* DIRECTION:
Identify each line in the records below that contains the word "skills", and copy it.

[Dataset rows]

>> start

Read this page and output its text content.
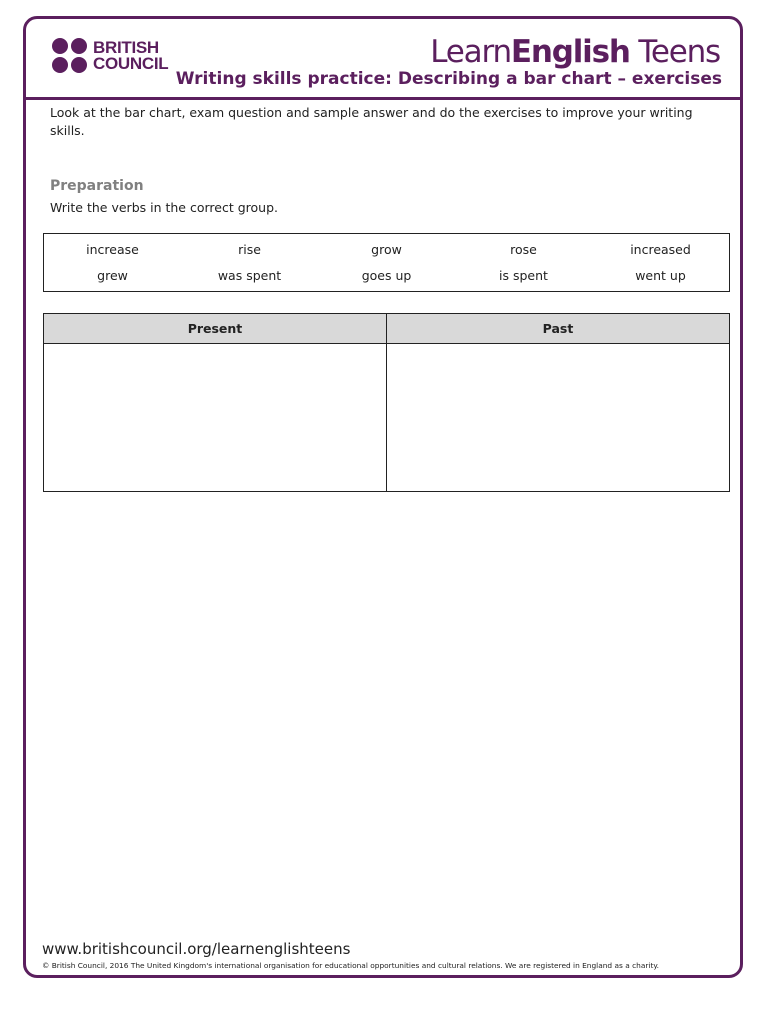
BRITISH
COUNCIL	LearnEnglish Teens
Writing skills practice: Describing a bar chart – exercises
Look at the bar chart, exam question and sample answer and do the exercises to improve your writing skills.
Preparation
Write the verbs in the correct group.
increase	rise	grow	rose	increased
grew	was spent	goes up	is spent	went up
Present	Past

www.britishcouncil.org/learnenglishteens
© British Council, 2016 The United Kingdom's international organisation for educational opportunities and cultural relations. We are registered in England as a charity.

>> end

* RESULT OF THIS EXERCISE:
Writing skills practice: Describing a bar chart – exercises
Look at the bar chart, exam question and sample answer and do the exercises to improve your writing skills.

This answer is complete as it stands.